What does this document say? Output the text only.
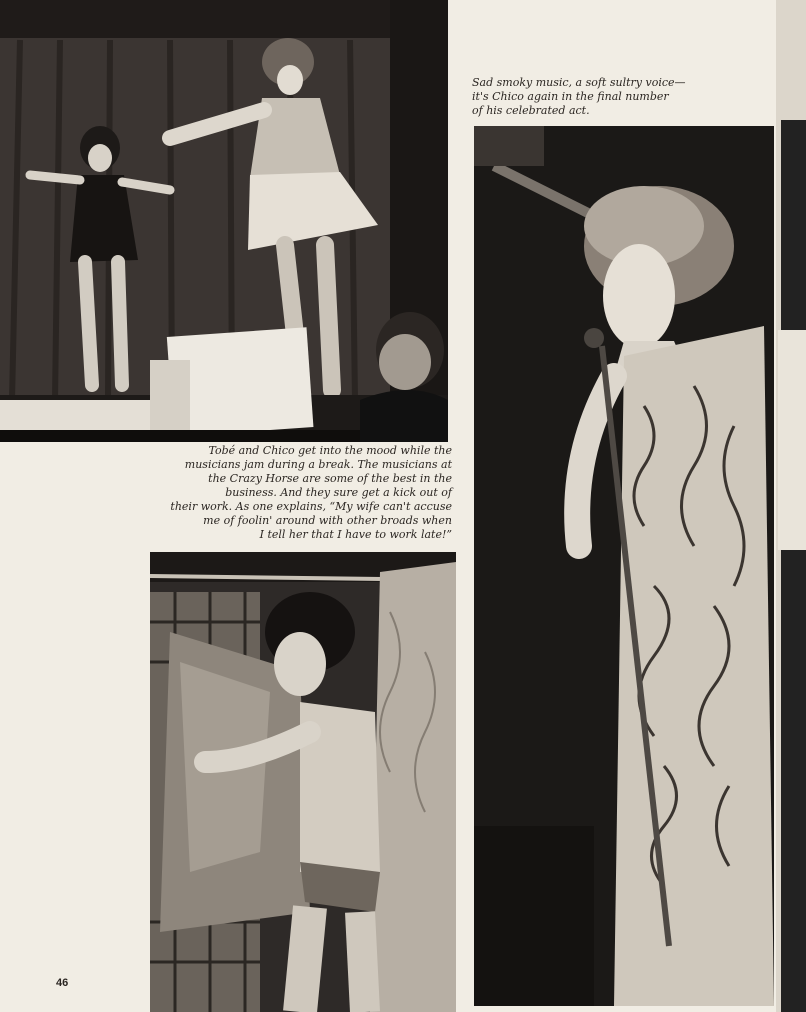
Sad smoky music, a soft sultry voice—
it's Chico again in the final number
of his celebrated act.
Tobé and Chico get into the mood while the
musicians jam during a break. The musicians at
the Crazy Horse are some of the best in the
business. And they sure get a kick out of
their work. As one explains, “My wife can't accuse
me of foolin' around with other broads when
I tell her that I have to work late!”
46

_INSTRUCTIONS TO FOLLOW_: Repeat everything in the records precisely. Images are excluded from the copy.

_FULL SOLUTION_:
What does this document say? Output the text only.
Sad smoky music, a soft sultry voice—
it's Chico again in the final number
of his celebrated act.
Tobé and Chico get into the mood while the
musicians jam during a break. The musicians at
the Crazy Horse are some of the best in the
business. And they sure get a kick out of
their work. As one explains, “My wife can't accuse
me of foolin' around with other broads when
I tell her that I have to work late!”
46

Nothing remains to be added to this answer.